**TASK DETAILS**
Show every line in the entries below where the word "structured" appears.

[Dataset items]
###
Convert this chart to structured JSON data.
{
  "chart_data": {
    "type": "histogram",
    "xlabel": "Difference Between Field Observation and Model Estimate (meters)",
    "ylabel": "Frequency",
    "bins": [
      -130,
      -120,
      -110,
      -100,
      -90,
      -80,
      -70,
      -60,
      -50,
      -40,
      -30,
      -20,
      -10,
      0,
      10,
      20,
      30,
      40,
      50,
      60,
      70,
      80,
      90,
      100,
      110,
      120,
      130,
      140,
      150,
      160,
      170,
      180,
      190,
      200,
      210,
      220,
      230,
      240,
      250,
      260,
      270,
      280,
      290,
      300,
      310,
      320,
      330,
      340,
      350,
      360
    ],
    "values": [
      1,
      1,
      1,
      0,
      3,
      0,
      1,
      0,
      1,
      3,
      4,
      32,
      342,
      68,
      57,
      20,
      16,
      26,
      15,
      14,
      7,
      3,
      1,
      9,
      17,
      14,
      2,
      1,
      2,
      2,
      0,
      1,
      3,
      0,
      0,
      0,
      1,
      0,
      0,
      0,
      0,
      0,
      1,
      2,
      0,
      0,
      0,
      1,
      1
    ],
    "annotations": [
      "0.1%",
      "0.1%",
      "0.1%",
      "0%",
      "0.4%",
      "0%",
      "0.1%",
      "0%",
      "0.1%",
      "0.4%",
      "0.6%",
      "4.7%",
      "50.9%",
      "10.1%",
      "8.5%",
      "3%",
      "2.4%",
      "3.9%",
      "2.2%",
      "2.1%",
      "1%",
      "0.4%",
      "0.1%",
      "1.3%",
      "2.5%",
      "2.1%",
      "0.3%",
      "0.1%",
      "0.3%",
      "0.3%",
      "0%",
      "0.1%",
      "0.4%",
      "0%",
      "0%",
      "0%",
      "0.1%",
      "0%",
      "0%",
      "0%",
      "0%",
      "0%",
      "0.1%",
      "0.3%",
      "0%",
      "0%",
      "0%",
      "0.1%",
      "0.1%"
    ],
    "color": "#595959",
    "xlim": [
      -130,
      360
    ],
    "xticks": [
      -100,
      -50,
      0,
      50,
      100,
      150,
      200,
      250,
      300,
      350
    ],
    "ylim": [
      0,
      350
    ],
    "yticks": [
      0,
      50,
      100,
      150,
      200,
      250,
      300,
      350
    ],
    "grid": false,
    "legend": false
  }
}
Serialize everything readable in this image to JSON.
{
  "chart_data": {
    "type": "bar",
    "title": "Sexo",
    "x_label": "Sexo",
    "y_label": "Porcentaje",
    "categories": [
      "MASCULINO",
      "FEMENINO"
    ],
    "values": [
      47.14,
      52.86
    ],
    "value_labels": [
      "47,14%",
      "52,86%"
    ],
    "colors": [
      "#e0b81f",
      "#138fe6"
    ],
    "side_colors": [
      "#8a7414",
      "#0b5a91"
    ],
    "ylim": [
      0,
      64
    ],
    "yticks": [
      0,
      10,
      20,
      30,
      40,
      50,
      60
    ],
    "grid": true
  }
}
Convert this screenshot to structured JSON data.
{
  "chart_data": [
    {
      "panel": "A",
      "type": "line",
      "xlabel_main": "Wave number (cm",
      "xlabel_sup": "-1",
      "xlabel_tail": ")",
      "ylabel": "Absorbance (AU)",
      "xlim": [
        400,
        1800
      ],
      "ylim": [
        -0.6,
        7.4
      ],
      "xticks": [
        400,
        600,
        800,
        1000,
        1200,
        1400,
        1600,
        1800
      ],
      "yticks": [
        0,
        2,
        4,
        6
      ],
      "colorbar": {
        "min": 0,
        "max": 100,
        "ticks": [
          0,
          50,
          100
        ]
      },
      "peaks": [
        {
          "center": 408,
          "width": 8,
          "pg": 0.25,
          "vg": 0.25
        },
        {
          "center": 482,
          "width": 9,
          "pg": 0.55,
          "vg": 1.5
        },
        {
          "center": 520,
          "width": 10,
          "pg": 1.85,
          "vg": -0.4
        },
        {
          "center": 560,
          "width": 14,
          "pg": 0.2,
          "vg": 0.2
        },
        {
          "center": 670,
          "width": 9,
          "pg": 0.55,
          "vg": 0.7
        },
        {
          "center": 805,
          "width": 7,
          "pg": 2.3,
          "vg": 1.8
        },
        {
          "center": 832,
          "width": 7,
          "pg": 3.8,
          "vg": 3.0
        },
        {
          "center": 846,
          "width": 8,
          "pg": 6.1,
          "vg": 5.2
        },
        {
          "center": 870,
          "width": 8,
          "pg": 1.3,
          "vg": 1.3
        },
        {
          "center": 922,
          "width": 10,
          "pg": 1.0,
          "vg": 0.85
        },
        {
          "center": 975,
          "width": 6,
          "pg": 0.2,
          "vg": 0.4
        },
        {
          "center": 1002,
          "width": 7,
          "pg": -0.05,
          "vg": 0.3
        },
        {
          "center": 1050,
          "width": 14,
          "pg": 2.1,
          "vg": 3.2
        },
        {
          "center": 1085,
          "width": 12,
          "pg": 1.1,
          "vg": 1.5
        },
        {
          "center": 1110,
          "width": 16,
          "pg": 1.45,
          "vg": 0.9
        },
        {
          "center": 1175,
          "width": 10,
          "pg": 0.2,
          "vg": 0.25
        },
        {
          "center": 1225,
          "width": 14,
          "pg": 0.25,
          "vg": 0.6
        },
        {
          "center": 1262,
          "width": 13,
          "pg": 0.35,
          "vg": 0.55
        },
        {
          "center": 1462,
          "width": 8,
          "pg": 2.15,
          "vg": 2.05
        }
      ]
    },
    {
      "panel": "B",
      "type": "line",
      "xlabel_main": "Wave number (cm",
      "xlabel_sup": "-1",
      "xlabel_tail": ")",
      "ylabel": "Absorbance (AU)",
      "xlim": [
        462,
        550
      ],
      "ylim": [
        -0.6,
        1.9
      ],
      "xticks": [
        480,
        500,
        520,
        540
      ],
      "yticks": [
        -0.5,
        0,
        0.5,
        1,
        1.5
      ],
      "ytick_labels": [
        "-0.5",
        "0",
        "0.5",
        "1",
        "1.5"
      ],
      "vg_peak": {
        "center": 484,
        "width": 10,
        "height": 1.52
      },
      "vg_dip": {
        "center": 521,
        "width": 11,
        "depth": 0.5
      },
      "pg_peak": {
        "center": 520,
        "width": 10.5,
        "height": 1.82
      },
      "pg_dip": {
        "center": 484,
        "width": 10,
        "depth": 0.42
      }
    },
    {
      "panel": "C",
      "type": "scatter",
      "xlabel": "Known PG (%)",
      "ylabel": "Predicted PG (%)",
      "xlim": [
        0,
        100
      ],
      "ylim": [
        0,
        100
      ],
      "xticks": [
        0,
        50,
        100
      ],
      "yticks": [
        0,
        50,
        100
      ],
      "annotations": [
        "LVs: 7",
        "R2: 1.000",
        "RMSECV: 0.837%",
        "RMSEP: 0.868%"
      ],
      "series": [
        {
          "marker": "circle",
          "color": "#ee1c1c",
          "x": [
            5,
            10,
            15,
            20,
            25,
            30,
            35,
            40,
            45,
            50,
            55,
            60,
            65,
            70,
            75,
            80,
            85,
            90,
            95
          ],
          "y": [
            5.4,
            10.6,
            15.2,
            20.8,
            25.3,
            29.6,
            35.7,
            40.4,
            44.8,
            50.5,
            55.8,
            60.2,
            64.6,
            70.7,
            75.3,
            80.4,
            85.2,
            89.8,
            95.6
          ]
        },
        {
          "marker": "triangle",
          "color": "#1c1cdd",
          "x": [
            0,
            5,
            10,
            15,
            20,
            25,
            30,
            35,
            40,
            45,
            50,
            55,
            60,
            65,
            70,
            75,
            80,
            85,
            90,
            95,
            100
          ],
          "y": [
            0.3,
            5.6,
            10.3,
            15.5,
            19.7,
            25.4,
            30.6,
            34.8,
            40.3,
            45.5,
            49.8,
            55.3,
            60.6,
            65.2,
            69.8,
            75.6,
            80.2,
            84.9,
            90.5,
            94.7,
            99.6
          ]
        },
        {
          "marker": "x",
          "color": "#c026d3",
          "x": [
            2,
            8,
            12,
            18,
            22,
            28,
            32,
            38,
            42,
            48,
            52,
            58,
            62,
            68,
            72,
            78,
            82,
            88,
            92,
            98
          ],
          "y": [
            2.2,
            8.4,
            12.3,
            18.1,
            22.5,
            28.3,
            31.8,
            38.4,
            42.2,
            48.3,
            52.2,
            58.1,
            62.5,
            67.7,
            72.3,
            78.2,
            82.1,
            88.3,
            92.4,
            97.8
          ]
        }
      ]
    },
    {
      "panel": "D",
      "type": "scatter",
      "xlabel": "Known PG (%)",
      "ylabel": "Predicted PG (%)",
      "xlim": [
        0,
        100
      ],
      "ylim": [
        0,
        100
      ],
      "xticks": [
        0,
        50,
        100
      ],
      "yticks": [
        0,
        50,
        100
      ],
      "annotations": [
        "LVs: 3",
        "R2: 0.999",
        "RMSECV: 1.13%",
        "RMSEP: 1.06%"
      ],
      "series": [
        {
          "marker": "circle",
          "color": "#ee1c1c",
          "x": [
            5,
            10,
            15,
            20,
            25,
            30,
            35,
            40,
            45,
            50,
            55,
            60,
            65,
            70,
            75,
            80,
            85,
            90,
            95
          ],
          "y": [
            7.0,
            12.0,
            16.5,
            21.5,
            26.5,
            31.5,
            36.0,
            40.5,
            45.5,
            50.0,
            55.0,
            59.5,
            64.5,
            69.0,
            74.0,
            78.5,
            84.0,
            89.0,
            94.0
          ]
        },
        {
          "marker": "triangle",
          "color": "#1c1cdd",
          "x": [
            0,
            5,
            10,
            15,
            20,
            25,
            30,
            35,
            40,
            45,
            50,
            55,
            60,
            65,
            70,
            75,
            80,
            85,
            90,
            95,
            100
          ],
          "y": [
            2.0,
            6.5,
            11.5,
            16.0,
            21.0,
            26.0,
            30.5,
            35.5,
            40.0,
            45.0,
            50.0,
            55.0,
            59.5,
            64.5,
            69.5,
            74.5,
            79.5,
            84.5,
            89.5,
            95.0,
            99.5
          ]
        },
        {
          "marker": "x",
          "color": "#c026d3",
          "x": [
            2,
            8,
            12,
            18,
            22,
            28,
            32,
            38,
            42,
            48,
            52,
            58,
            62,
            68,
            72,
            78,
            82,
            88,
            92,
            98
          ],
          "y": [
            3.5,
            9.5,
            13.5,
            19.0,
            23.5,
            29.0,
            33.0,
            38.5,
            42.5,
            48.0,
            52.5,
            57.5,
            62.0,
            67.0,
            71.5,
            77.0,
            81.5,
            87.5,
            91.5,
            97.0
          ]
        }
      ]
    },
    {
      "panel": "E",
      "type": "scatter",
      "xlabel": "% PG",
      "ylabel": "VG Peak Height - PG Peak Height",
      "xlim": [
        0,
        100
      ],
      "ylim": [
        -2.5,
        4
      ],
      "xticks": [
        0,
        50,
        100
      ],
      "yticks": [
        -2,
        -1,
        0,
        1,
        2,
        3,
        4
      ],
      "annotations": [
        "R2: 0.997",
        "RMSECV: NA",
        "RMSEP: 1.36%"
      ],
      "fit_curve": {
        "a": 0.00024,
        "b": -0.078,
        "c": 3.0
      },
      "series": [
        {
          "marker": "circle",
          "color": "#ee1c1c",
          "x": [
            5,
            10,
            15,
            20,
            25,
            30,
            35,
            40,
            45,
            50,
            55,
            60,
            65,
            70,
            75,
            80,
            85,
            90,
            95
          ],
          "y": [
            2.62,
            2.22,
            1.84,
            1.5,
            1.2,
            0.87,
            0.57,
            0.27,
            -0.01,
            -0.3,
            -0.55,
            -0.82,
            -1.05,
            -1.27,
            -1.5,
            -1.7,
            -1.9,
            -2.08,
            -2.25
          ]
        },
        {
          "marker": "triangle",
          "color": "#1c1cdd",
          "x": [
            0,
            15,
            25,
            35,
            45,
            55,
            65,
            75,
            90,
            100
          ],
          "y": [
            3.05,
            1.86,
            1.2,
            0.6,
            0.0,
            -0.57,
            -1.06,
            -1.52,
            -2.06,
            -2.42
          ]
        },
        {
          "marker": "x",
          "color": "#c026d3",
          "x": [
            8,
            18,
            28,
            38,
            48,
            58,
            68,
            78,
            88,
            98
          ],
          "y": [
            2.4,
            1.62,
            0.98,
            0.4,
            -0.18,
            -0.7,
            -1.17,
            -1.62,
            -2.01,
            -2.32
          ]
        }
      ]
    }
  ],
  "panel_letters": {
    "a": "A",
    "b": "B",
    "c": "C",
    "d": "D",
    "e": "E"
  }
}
###
**THE REPLY**
Convert this chart to structured JSON data.
Convert this screenshot to structured JSON data.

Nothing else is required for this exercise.